- **What is asked**:
Collect each line of the entries that holds the string "Datagram".

- **Data for this exercise**:

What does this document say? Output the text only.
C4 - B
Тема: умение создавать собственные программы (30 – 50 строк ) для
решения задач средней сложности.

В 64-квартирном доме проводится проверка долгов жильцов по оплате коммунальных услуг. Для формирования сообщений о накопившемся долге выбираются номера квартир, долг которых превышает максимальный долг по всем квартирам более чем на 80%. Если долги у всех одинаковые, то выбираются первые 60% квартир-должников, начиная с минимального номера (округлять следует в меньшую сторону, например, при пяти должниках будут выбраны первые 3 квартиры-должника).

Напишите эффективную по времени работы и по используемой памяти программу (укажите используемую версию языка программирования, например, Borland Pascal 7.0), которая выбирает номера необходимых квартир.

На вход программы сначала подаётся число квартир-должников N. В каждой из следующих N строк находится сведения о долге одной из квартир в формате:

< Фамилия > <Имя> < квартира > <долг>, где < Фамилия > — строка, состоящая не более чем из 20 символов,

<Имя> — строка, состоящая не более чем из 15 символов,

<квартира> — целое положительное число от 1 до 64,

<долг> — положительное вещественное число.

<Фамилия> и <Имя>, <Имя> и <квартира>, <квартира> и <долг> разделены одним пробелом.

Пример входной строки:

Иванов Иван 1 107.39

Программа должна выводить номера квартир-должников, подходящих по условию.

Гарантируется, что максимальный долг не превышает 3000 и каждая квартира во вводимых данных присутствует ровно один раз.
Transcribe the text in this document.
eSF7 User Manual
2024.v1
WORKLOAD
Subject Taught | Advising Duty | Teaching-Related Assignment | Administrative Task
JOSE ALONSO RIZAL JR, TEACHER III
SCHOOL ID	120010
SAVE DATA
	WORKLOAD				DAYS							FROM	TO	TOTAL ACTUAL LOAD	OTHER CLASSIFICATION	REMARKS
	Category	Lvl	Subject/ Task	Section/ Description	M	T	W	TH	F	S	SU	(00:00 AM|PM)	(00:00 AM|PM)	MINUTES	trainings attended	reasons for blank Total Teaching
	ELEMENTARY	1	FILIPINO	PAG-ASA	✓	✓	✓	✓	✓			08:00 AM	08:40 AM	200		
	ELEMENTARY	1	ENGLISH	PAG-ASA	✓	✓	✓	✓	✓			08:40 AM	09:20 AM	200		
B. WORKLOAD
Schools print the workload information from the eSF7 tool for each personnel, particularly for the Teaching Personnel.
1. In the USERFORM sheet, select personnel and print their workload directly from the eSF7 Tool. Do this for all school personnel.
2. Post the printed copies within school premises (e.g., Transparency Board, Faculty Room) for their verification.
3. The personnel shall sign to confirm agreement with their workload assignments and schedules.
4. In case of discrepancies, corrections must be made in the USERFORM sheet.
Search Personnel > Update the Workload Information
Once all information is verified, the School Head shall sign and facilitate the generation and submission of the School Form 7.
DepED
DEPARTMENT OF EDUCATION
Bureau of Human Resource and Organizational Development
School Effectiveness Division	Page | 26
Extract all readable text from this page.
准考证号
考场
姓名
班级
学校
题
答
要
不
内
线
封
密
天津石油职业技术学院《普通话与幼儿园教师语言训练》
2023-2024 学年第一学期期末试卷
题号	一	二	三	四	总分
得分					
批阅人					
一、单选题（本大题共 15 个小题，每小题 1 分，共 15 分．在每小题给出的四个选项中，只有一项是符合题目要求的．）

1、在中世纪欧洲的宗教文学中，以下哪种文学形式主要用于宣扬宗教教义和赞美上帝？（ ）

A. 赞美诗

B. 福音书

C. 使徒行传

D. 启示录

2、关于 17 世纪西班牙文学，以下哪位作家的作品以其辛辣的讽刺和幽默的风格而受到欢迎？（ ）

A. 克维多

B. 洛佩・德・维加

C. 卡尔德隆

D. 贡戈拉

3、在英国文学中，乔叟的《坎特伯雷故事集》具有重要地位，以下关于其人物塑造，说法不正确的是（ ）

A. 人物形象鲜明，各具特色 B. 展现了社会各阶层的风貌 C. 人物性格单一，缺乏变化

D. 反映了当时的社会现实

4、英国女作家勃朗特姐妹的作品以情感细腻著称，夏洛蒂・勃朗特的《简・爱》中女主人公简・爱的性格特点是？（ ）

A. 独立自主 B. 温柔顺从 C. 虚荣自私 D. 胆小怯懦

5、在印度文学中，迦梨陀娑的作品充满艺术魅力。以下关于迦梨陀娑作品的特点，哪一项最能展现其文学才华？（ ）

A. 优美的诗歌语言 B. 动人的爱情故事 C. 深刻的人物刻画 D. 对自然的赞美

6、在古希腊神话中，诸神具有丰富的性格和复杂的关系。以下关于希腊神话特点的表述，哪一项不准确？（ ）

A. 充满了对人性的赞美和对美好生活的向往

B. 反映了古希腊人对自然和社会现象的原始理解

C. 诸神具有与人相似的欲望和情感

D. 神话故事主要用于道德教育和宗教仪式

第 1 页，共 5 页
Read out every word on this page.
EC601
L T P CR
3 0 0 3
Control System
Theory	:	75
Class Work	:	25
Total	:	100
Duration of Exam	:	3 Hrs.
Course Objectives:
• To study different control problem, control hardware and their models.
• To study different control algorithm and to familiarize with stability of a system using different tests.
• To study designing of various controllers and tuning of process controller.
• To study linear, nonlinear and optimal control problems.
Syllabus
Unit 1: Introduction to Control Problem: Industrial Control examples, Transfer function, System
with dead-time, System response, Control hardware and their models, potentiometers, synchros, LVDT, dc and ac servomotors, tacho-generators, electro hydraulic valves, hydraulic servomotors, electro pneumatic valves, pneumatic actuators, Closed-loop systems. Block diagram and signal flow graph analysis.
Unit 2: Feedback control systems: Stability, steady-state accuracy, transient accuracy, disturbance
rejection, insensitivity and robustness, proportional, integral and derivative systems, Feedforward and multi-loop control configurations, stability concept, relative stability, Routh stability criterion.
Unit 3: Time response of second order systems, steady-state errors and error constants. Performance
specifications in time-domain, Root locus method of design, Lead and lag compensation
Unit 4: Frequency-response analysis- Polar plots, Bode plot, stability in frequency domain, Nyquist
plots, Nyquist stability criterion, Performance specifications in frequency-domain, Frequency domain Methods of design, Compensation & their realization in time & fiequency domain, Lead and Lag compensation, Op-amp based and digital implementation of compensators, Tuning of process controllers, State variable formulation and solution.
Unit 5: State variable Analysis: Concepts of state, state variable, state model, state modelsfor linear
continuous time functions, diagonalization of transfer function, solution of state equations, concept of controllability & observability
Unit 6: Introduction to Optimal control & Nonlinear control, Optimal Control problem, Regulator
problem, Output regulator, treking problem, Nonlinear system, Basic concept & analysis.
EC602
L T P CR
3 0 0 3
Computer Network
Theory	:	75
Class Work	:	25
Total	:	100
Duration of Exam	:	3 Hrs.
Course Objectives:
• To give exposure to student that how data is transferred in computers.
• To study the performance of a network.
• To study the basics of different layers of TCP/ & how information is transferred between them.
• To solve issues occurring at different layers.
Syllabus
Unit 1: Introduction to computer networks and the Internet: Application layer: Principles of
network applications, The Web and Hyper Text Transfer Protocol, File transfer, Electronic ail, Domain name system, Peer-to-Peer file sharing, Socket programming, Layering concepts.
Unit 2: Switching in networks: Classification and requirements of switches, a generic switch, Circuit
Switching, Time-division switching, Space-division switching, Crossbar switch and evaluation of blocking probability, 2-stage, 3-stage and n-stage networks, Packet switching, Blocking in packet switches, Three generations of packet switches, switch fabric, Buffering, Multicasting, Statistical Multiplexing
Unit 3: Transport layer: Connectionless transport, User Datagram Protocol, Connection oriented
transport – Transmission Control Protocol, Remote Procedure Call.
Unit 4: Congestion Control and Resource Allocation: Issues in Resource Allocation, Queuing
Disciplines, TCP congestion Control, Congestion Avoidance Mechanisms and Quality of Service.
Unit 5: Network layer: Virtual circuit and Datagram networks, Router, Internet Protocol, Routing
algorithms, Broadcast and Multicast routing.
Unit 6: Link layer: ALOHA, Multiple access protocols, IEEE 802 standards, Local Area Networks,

- **Full output**:
Unit 3: Transport layer: Connectionless transport, User Datagram Protocol, Connection oriented
Unit 5: Network layer: Virtual circuit and Datagram networks, Router, Internet Protocol, Routing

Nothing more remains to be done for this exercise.